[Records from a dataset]
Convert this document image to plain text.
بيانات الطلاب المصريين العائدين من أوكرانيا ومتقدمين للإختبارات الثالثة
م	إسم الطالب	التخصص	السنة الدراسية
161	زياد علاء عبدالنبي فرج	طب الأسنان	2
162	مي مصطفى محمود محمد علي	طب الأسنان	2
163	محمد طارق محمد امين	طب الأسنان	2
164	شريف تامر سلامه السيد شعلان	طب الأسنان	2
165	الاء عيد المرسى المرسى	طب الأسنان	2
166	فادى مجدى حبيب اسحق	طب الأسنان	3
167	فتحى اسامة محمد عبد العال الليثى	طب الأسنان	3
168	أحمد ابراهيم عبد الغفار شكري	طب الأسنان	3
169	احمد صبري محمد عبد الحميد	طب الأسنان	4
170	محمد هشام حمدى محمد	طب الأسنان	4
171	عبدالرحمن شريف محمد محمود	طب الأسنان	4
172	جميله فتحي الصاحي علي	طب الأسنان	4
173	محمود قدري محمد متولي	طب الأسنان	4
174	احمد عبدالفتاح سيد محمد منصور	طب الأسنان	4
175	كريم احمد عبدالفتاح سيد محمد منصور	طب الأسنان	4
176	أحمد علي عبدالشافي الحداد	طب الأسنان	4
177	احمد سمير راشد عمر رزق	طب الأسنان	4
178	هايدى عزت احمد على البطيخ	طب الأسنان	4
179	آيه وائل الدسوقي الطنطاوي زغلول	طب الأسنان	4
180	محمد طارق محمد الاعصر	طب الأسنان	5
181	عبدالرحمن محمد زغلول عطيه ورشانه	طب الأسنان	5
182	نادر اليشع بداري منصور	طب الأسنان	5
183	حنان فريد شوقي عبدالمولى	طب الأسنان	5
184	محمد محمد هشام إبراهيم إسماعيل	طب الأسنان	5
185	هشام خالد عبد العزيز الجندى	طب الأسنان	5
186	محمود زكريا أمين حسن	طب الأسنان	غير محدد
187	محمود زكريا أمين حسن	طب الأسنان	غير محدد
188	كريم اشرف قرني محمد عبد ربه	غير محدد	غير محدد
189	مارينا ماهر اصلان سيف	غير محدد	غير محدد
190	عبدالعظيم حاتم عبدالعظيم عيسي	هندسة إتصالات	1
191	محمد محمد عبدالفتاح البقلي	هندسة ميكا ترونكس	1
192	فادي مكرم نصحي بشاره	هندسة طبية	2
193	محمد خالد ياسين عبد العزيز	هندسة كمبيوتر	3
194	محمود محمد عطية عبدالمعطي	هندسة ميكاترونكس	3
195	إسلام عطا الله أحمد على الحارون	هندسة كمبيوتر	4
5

JOB: Above are the records; retype them all without a single difference.

RESULT OF THIS EXERCISE:
Convert this document image to plain text.
بيانات الطلاب المصريين العائدين من أوكرانيا ومتقدمين للإختبارات الثالثة
م	إسم الطالب	التخصص	السنة الدراسية
161	زياد علاء عبدالنبي فرج	طب الأسنان	2
162	مي مصطفى محمود محمد علي	طب الأسنان	2
163	محمد طارق محمد امين	طب الأسنان	2
164	شريف تامر سلامه السيد شعلان	طب الأسنان	2
165	الاء عيد المرسى المرسى	طب الأسنان	2
166	فادى مجدى حبيب اسحق	طب الأسنان	3
167	فتحى اسامة محمد عبد العال الليثى	طب الأسنان	3
168	أحمد ابراهيم عبد الغفار شكري	طب الأسنان	3
169	احمد صبري محمد عبد الحميد	طب الأسنان	4
170	محمد هشام حمدى محمد	طب الأسنان	4
171	عبدالرحمن شريف محمد محمود	طب الأسنان	4
172	جميله فتحي الصاحي علي	طب الأسنان	4
173	محمود قدري محمد متولي	طب الأسنان	4
174	احمد عبدالفتاح سيد محمد منصور	طب الأسنان	4
175	كريم احمد عبدالفتاح سيد محمد منصور	طب الأسنان	4
176	أحمد علي عبدالشافي الحداد	طب الأسنان	4
177	احمد سمير راشد عمر رزق	طب الأسنان	4
178	هايدى عزت احمد على البطيخ	طب الأسنان	4
179	آيه وائل الدسوقي الطنطاوي زغلول	طب الأسنان	4
180	محمد طارق محمد الاعصر	طب الأسنان	5
181	عبدالرحمن محمد زغلول عطيه ورشانه	طب الأسنان	5
182	نادر اليشع بداري منصور	طب الأسنان	5
183	حنان فريد شوقي عبدالمولى	طب الأسنان	5
184	محمد محمد هشام إبراهيم إسماعيل	طب الأسنان	5
185	هشام خالد عبد العزيز الجندى	طب الأسنان	5
186	محمود زكريا أمين حسن	طب الأسنان	غير محدد
187	محمود زكريا أمين حسن	طب الأسنان	غير محدد
188	كريم اشرف قرني محمد عبد ربه	غير محدد	غير محدد
189	مارينا ماهر اصلان سيف	غير محدد	غير محدد
190	عبدالعظيم حاتم عبدالعظيم عيسي	هندسة إتصالات	1
191	محمد محمد عبدالفتاح البقلي	هندسة ميكا ترونكس	1
192	فادي مكرم نصحي بشاره	هندسة طبية	2
193	محمد خالد ياسين عبد العزيز	هندسة كمبيوتر	3
194	محمود محمد عطية عبدالمعطي	هندسة ميكاترونكس	3
195	إسلام عطا الله أحمد على الحارون	هندسة كمبيوتر	4
5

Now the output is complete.